▶ **Aim of the exercise**
Whenever a line contains the string "with", copy it out of the entries.

▶ **Data supplied**

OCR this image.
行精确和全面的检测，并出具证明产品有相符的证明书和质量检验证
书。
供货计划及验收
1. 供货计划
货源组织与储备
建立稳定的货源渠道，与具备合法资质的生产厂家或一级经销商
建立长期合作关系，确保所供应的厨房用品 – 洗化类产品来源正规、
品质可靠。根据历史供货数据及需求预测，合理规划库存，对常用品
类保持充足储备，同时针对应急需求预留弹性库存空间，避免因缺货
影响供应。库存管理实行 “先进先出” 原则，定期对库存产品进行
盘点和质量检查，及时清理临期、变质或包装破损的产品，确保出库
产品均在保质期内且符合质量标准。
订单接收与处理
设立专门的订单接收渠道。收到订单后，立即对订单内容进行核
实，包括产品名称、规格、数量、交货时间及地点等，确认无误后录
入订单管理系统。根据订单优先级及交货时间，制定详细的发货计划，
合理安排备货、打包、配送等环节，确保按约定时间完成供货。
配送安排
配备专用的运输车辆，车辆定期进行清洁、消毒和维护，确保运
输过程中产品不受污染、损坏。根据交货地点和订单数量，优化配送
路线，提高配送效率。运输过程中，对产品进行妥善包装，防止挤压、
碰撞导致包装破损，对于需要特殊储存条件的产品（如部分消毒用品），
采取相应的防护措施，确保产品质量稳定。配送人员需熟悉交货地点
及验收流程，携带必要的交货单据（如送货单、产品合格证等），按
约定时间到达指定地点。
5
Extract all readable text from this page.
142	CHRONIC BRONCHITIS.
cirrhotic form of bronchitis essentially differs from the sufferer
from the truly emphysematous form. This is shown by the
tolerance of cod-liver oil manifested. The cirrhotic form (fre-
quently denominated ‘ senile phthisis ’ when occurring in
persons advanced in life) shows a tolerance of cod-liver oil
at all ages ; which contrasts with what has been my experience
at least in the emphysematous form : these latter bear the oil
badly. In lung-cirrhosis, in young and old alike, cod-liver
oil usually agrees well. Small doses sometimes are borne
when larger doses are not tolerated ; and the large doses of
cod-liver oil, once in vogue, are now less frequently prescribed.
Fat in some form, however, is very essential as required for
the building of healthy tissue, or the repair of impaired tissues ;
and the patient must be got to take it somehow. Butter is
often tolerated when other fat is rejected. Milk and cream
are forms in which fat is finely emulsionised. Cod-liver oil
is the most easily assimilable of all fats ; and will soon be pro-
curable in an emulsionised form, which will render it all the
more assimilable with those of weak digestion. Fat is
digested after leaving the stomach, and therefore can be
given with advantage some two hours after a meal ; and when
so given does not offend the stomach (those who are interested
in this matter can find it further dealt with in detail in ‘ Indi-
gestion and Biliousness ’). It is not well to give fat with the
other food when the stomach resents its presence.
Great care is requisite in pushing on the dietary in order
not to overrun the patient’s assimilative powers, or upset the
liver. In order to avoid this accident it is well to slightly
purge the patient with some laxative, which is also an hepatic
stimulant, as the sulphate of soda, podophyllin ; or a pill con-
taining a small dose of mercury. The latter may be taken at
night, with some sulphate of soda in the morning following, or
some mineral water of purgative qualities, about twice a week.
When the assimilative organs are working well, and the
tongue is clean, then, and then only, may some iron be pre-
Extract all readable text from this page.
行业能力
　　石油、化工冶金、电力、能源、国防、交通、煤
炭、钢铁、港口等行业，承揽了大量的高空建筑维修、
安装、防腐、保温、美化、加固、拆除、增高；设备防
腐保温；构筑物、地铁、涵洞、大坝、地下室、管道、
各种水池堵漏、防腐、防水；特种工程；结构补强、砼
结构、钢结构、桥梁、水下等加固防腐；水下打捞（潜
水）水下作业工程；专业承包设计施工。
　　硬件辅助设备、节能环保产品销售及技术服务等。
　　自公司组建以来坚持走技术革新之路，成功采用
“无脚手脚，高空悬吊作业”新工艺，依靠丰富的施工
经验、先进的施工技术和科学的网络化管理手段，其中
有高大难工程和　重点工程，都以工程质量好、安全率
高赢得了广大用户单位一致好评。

▶ **Response for this exercise**
at all ages ; which contrasts with what has been my experience
more assimilable with those of weak digestion. Fat is
given with advantage some two hours after a meal ; and when
in this matter can find it further dealt with in detail in ‘ Indi-
gestion and Biliousness ’). It is not well to give fat with the
purge the patient with some laxative, which is also an hepatic
night, with some sulphate of soda in the morning following, or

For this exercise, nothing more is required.